Copy out every line of the data exactly.

• • • • • • •

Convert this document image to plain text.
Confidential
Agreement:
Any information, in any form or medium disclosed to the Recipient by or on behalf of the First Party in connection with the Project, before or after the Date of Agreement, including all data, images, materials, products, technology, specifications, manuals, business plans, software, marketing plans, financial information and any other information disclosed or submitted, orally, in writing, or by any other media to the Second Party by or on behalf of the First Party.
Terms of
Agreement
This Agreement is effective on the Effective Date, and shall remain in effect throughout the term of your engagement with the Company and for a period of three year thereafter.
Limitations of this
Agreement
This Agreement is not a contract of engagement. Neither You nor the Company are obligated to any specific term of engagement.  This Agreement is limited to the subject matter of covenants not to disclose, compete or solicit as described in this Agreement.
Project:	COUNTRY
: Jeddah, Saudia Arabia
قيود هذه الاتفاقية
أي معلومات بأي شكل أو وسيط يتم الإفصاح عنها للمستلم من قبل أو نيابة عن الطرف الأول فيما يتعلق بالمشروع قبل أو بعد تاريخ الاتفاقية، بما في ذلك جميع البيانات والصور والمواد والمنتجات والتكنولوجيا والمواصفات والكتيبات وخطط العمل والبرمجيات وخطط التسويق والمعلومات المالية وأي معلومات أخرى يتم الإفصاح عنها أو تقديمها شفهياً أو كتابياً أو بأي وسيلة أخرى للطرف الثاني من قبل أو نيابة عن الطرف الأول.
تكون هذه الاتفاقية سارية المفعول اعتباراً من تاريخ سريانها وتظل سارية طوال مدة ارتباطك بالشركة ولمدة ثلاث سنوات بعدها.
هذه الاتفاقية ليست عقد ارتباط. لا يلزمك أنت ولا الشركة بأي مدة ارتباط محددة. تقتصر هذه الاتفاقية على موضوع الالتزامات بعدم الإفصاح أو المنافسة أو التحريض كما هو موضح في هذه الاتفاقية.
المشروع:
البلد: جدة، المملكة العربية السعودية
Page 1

• • • • • • •

## PROBLEM SOLUTION
Convert this document image to plain text.
Confidential
Agreement:
Any information, in any form or medium disclosed to the Recipient by or on behalf of the First Party in connection with the Project, before or after the Date of Agreement, including all data, images, materials, products, technology, specifications, manuals, business plans, software, marketing plans, financial information and any other information disclosed or submitted, orally, in writing, or by any other media to the Second Party by or on behalf of the First Party.
Terms of
Agreement
This Agreement is effective on the Effective Date, and shall remain in effect throughout the term of your engagement with the Company and for a period of three year thereafter.
Limitations of this
Agreement
This Agreement is not a contract of engagement. Neither You nor the Company are obligated to any specific term of engagement.  This Agreement is limited to the subject matter of covenants not to disclose, compete or solicit as described in this Agreement.
Project:	COUNTRY
: Jeddah, Saudia Arabia
قيود هذه الاتفاقية
أي معلومات بأي شكل أو وسيط يتم الإفصاح عنها للمستلم من قبل أو نيابة عن الطرف الأول فيما يتعلق بالمشروع قبل أو بعد تاريخ الاتفاقية، بما في ذلك جميع البيانات والصور والمواد والمنتجات والتكنولوجيا والمواصفات والكتيبات وخطط العمل والبرمجيات وخطط التسويق والمعلومات المالية وأي معلومات أخرى يتم الإفصاح عنها أو تقديمها شفهياً أو كتابياً أو بأي وسيلة أخرى للطرف الثاني من قبل أو نيابة عن الطرف الأول.
تكون هذه الاتفاقية سارية المفعول اعتباراً من تاريخ سريانها وتظل سارية طوال مدة ارتباطك بالشركة ولمدة ثلاث سنوات بعدها.
هذه الاتفاقية ليست عقد ارتباط. لا يلزمك أنت ولا الشركة بأي مدة ارتباط محددة. تقتصر هذه الاتفاقية على موضوع الالتزامات بعدم الإفصاح أو المنافسة أو التحريض كما هو موضح في هذه الاتفاقية.
المشروع:
البلد: جدة، المملكة العربية السعودية
Page 1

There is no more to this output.